Data excerpts
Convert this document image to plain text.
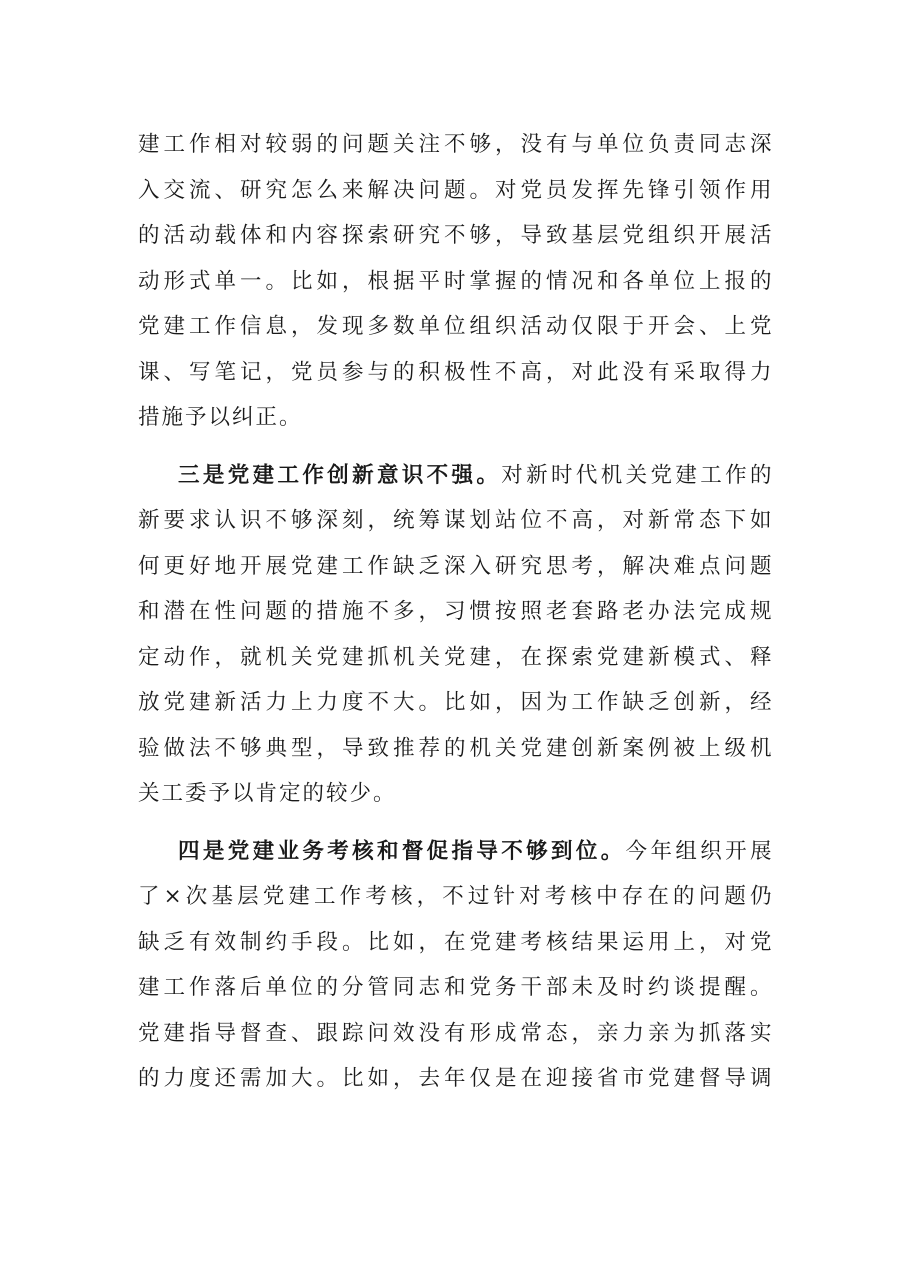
建工作相对较弱的问题关注不够，没有与单位负责同志深
入交流、研究怎么来解决问题。对党员发挥先锋引领作用
的活动载体和内容探索研究不够，导致基层党组织开展活
动形式单一。比如，根据平时掌握的情况和各单位上报的
党建工作信息，发现多数单位组织活动仅限于开会、上党
课、写笔记，党员参与的积极性不高，对此没有采取得力
措施予以纠正。
三是党建工作创新意识不强。对新时代机关党建工作的
新要求认识不够深刻，统筹谋划站位不高，对新常态下如
何更好地开展党建工作缺乏深入研究思考，解决难点问题
和潜在性问题的措施不多，习惯按照老套路老办法完成规
定动作，就机关党建抓机关党建，在探索党建新模式、释
放党建新活力上力度不大。比如，因为工作缺乏创新，经
验做法不够典型，导致推荐的机关党建创新案例被上级机
关工委予以肯定的较少。
四是党建业务考核和督促指导不够到位。今年组织开展
了×次基层党建工作考核，不过针对考核中存在的问题仍
缺乏有效制约手段。比如，在党建考核结果运用上，对党
建工作落后单位的分管同志和党务干部未及时约谈提醒。
党建指导督查、跟踪问效没有形成常态，亲力亲为抓落实
的力度还需加大。比如，去年仅是在迎接省市党建督导调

Work to complete: Quote every record above exactly, omitting any pictures they contain.

Task solution:
Convert this document image to plain text.
建工作相对较弱的问题关注不够，没有与单位负责同志深
入交流、研究怎么来解决问题。对党员发挥先锋引领作用
的活动载体和内容探索研究不够，导致基层党组织开展活
动形式单一。比如，根据平时掌握的情况和各单位上报的
党建工作信息，发现多数单位组织活动仅限于开会、上党
课、写笔记，党员参与的积极性不高，对此没有采取得力
措施予以纠正。
三是党建工作创新意识不强。对新时代机关党建工作的
新要求认识不够深刻，统筹谋划站位不高，对新常态下如
何更好地开展党建工作缺乏深入研究思考，解决难点问题
和潜在性问题的措施不多，习惯按照老套路老办法完成规
定动作，就机关党建抓机关党建，在探索党建新模式、释
放党建新活力上力度不大。比如，因为工作缺乏创新，经
验做法不够典型，导致推荐的机关党建创新案例被上级机
关工委予以肯定的较少。
四是党建业务考核和督促指导不够到位。今年组织开展
了×次基层党建工作考核，不过针对考核中存在的问题仍
缺乏有效制约手段。比如，在党建考核结果运用上，对党
建工作落后单位的分管同志和党务干部未及时约谈提醒。
党建指导督查、跟踪问效没有形成常态，亲力亲为抓落实
的力度还需加大。比如，去年仅是在迎接省市党建督导调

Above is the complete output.